WORK TO BE COMPLETED.
Where a line in the listing below contains the word "xlabel", copy that line.

PROVIDED MATERIAL.
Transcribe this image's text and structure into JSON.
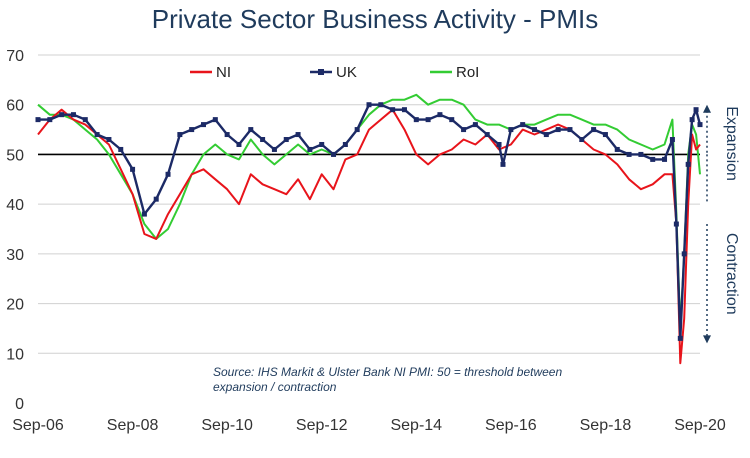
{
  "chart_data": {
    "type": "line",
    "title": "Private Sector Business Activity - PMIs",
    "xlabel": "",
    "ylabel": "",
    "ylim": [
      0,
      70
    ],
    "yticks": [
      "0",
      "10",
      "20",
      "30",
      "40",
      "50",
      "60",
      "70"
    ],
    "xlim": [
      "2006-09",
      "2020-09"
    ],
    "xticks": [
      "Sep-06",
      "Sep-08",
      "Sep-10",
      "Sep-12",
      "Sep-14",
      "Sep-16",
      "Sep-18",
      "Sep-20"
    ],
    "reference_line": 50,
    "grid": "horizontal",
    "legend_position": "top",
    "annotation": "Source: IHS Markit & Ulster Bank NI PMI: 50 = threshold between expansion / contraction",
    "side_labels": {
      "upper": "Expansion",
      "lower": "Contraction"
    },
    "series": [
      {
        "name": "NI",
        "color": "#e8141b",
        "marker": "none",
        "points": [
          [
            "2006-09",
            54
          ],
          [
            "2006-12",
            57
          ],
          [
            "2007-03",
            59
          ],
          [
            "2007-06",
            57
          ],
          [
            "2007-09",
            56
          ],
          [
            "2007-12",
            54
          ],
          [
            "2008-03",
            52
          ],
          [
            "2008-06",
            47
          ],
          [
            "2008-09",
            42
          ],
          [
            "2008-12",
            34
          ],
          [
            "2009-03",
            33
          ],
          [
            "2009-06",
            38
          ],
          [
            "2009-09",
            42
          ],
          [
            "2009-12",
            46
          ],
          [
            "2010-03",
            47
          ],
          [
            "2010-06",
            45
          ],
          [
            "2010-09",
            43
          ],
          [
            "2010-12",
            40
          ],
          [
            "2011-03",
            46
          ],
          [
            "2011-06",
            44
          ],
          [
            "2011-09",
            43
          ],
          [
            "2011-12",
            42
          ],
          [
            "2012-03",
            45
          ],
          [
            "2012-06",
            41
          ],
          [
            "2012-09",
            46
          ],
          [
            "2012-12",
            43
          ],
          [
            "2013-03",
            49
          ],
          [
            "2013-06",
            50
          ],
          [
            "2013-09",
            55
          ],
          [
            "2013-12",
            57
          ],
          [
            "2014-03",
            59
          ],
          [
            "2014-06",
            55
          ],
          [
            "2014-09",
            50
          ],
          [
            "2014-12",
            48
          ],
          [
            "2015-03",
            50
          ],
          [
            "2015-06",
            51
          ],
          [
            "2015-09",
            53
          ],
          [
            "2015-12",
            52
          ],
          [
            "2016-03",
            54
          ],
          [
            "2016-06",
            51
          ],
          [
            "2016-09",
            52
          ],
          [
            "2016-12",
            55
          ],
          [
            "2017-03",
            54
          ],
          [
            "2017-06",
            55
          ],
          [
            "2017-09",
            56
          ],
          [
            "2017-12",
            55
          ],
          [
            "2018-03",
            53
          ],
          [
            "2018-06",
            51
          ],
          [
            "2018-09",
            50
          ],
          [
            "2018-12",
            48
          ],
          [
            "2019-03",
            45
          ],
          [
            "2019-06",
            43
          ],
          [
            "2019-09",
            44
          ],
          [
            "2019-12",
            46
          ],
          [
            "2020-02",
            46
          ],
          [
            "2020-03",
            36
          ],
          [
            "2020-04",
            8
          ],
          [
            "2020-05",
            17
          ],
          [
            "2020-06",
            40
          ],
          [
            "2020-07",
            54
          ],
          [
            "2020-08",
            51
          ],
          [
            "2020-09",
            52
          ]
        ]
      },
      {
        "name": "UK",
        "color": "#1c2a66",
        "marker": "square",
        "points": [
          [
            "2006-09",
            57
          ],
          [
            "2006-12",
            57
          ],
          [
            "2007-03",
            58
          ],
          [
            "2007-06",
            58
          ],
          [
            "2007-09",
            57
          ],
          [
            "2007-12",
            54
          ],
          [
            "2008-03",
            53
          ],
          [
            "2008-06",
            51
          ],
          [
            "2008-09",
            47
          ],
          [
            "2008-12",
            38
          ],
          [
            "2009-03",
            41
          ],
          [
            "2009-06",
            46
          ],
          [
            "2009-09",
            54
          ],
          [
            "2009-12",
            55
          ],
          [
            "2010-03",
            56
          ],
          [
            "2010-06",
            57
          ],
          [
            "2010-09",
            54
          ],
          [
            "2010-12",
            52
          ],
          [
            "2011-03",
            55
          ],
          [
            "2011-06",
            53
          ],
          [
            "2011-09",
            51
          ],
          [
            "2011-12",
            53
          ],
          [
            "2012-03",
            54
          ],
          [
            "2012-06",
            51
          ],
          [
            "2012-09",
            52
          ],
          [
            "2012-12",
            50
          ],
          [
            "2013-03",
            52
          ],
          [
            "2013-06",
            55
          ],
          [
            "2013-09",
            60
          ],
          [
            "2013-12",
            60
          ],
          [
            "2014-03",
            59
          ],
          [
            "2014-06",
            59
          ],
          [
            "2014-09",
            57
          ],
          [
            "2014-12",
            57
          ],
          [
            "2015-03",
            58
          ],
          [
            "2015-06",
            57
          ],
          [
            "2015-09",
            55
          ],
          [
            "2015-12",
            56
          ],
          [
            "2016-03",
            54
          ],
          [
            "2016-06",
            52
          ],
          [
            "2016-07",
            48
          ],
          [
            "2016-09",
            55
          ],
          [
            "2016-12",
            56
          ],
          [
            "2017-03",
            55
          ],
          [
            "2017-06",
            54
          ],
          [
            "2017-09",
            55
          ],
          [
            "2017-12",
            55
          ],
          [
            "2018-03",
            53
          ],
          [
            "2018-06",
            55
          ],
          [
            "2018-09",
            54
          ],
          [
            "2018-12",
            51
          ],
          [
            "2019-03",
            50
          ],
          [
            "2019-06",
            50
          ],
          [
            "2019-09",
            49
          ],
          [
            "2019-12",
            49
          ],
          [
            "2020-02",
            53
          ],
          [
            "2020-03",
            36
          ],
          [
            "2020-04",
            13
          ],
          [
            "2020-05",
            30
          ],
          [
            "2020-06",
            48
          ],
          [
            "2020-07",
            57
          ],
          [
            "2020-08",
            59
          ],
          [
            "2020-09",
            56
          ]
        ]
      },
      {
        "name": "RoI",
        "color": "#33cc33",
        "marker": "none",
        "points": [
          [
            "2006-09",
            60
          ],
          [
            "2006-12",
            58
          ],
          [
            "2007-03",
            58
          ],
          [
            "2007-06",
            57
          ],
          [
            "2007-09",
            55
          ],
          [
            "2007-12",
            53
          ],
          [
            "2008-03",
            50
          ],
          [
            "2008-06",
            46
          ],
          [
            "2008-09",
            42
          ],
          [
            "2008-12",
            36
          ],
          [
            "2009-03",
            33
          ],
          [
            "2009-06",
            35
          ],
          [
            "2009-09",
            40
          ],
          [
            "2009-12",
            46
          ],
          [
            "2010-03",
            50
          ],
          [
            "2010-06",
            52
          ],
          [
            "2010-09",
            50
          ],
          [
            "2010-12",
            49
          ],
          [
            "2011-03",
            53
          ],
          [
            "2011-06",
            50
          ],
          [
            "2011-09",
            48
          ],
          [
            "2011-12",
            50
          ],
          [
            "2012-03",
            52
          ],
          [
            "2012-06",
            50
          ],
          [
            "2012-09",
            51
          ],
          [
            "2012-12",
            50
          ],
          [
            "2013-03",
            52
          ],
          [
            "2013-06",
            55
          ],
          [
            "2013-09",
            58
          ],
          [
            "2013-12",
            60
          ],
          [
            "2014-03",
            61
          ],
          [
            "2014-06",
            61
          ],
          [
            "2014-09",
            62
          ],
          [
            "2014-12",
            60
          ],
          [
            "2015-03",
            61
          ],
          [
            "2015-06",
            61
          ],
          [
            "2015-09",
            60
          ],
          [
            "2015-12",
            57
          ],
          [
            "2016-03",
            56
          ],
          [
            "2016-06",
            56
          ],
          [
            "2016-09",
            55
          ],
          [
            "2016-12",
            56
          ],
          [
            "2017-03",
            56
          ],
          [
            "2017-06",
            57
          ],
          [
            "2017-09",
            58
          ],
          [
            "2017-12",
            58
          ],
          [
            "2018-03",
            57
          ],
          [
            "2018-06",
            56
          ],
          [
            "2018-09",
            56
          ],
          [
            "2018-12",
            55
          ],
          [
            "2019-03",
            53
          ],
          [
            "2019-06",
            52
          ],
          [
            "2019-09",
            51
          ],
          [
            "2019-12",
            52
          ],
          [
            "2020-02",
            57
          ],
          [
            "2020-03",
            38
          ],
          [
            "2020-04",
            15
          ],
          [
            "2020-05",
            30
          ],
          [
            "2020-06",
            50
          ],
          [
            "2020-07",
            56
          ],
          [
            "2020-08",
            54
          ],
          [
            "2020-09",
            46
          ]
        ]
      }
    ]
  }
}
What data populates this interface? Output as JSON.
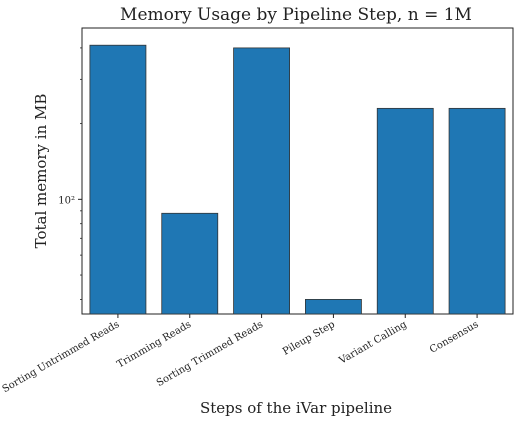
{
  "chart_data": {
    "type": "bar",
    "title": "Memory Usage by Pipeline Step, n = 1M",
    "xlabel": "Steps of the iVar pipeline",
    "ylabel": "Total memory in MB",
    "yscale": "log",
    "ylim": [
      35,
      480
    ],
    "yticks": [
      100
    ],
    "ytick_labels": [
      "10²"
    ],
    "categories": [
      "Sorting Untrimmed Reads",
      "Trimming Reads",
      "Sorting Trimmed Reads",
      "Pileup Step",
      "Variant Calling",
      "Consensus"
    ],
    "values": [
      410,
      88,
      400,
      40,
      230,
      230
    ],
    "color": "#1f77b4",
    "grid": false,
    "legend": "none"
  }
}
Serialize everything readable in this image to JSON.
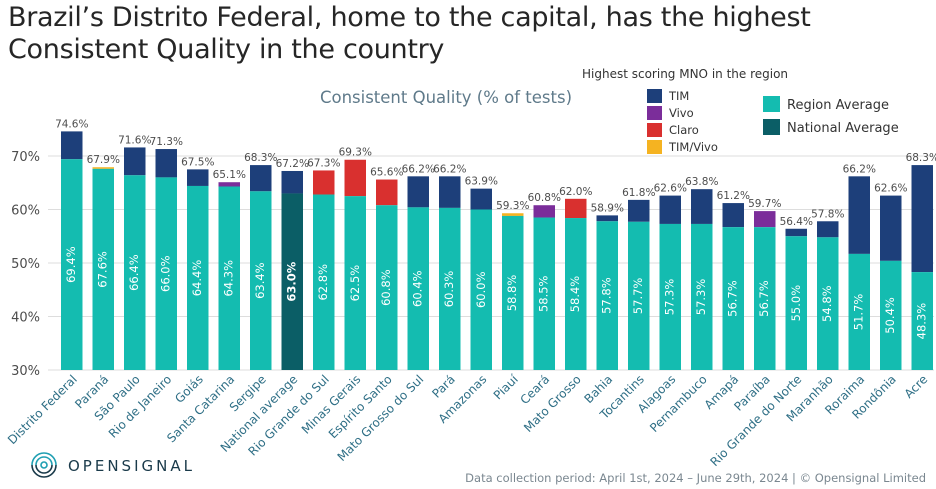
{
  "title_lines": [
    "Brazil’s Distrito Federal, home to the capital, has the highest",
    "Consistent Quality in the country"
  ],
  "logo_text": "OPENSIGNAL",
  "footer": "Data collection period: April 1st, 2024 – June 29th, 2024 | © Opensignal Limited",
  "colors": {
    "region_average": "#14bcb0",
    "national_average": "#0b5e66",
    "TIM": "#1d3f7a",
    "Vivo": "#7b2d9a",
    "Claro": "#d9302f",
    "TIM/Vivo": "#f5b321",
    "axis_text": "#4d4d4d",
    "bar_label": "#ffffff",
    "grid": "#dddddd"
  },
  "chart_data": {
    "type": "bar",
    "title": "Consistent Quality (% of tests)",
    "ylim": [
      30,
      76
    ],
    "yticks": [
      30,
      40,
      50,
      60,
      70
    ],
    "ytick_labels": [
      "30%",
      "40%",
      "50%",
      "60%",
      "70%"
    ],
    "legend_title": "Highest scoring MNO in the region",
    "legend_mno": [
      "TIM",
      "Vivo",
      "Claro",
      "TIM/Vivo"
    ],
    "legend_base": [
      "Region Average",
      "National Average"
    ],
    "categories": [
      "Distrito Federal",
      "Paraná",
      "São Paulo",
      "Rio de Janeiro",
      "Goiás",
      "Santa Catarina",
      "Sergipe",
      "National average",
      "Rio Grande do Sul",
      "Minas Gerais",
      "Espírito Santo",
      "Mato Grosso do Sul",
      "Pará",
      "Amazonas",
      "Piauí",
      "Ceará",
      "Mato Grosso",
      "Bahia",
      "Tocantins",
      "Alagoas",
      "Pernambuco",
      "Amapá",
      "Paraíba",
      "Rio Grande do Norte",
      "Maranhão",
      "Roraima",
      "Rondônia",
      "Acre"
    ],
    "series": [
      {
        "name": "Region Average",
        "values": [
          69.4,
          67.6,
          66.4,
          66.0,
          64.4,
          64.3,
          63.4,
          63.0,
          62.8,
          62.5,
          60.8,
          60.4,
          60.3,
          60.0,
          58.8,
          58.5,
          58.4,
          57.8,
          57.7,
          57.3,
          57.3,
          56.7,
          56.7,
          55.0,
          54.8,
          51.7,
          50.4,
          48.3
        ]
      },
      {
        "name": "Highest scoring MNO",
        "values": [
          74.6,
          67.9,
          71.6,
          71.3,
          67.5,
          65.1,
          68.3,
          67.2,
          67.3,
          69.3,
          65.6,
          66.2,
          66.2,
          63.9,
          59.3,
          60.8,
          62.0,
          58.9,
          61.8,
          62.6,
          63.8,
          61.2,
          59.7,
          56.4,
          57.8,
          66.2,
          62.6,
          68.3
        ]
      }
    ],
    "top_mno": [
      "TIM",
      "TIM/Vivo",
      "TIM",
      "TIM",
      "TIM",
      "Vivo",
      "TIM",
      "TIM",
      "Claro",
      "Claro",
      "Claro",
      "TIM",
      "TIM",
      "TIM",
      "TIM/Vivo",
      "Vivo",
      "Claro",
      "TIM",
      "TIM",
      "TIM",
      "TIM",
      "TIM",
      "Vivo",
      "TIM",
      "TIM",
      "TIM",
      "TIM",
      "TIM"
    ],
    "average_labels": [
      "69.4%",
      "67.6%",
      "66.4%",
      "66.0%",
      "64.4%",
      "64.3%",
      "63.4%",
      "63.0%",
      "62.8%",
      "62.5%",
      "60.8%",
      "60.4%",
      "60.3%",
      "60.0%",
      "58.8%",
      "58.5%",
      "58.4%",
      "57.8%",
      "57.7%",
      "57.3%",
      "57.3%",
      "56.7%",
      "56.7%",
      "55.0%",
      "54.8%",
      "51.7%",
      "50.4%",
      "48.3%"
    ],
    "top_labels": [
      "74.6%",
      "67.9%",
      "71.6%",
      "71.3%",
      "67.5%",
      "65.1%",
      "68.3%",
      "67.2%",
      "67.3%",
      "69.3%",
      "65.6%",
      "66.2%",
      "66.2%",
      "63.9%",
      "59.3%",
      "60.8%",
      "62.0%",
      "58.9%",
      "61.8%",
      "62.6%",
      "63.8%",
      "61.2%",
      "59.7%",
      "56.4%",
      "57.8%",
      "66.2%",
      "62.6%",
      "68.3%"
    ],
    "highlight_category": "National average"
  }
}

REPLY TO THE TASK.
    "xlabel": "",
    "xlabel": "Steps of the iVar pipeline",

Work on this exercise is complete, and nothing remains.